WORK INSTRUCTIONS: Take the data that follows and retype it word for word.

Data items:
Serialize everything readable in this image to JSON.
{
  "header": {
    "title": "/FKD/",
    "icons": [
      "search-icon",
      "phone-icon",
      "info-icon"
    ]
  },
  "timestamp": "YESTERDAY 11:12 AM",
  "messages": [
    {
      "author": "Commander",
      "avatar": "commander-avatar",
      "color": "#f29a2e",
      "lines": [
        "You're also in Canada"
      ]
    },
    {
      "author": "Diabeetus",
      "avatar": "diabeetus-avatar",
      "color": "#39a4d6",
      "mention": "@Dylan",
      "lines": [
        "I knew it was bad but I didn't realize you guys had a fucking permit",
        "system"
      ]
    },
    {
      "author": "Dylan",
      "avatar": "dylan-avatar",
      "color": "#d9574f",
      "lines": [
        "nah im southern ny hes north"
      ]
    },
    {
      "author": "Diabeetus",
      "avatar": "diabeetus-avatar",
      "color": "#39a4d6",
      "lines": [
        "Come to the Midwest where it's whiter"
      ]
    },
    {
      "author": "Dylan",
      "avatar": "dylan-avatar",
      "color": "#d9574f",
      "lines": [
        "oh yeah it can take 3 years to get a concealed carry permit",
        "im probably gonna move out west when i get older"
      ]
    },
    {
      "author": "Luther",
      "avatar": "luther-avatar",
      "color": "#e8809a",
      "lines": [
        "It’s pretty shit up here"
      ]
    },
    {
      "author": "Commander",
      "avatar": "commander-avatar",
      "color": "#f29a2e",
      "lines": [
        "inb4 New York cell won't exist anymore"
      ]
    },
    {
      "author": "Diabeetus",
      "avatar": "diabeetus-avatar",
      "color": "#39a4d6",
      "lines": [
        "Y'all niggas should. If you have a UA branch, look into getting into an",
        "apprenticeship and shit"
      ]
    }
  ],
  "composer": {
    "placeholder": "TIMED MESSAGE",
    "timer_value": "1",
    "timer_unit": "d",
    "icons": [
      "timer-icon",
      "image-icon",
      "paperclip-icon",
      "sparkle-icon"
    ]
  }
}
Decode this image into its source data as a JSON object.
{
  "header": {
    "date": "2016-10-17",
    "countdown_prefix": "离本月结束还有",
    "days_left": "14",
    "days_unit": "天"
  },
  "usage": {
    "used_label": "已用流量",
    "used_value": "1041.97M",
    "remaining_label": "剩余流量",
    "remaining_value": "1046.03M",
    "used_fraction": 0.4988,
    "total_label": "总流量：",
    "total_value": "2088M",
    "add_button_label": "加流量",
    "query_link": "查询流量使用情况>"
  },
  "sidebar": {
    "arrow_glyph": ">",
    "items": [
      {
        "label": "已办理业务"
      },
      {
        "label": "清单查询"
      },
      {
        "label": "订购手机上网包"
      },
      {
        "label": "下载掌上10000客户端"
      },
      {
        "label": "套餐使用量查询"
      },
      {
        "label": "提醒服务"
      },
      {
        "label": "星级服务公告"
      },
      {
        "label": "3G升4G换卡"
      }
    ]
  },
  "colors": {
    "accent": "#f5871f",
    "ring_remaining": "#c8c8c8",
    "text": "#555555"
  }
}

ANSWER TO THE PROBLEM:
Serialize everything readable in this image to JSON.
{
  "header": {
    "title": "/FKD/",
    "icons": [
      "search-icon",
      "phone-icon",
      "info-icon"
    ]
  },
  "timestamp": "YESTERDAY 11:12 AM",
  "messages": [
    {
      "author": "Commander",
      "avatar": "commander-avatar",
      "color": "#f29a2e",
      "lines": [
        "You're also in Canada"
      ]
    },
    {
      "author": "Diabeetus",
      "avatar": "diabeetus-avatar",
      "color": "#39a4d6",
      "mention": "@Dylan",
      "lines": [
        "I knew it was bad but I didn't realize you guys had a fucking permit",
        "system"
      ]
    },
    {
      "author": "Dylan",
      "avatar": "dylan-avatar",
      "color": "#d9574f",
      "lines": [
        "nah im southern ny hes north"
      ]
    },
    {
      "author": "Diabeetus",
      "avatar": "diabeetus-avatar",
      "color": "#39a4d6",
      "lines": [
        "Come to the Midwest where it's whiter"
      ]
    },
    {
      "author": "Dylan",
      "avatar": "dylan-avatar",
      "color": "#d9574f",
      "lines": [
        "oh yeah it can take 3 years to get a concealed carry permit",
        "im probably gonna move out west when i get older"
      ]
    },
    {
      "author": "Luther",
      "avatar": "luther-avatar",
      "color": "#e8809a",
      "lines": [
        "It’s pretty shit up here"
      ]
    },
    {
      "author": "Commander",
      "avatar": "commander-avatar",
      "color": "#f29a2e",
      "lines": [
        "inb4 New York cell won't exist anymore"
      ]
    },
    {
      "author": "Diabeetus",
      "avatar": "diabeetus-avatar",
      "color": "#39a4d6",
      "lines": [
        "Y'all niggas should. If you have a UA branch, look into getting into an",
        "apprenticeship and shit"
      ]
    }
  ],
  "composer": {
    "placeholder": "TIMED MESSAGE",
    "timer_value": "1",
    "timer_unit": "d",
    "icons": [
      "timer-icon",
      "image-icon",
      "paperclip-icon",
      "sparkle-icon"
    ]
  }
}
Decode this image into its source data as a JSON object.
{
  "header": {
    "date": "2016-10-17",
    "countdown_prefix": "离本月结束还有",
    "days_left": "14",
    "days_unit": "天"
  },
  "usage": {
    "used_label": "已用流量",
    "used_value": "1041.97M",
    "remaining_label": "剩余流量",
    "remaining_value": "1046.03M",
    "used_fraction": 0.4988,
    "total_label": "总流量：",
    "total_value": "2088M",
    "add_button_label": "加流量",
    "query_link": "查询流量使用情况>"
  },
  "sidebar": {
    "arrow_glyph": ">",
    "items": [
      {
        "label": "已办理业务"
      },
      {
        "label": "清单查询"
      },
      {
        "label": "订购手机上网包"
      },
      {
        "label": "下载掌上10000客户端"
      },
      {
        "label": "套餐使用量查询"
      },
      {
        "label": "提醒服务"
      },
      {
        "label": "星级服务公告"
      },
      {
        "label": "3G升4G换卡"
      }
    ]
  },
  "colors": {
    "accent": "#f5871f",
    "ring_remaining": "#c8c8c8",
    "text": "#555555"
  }
}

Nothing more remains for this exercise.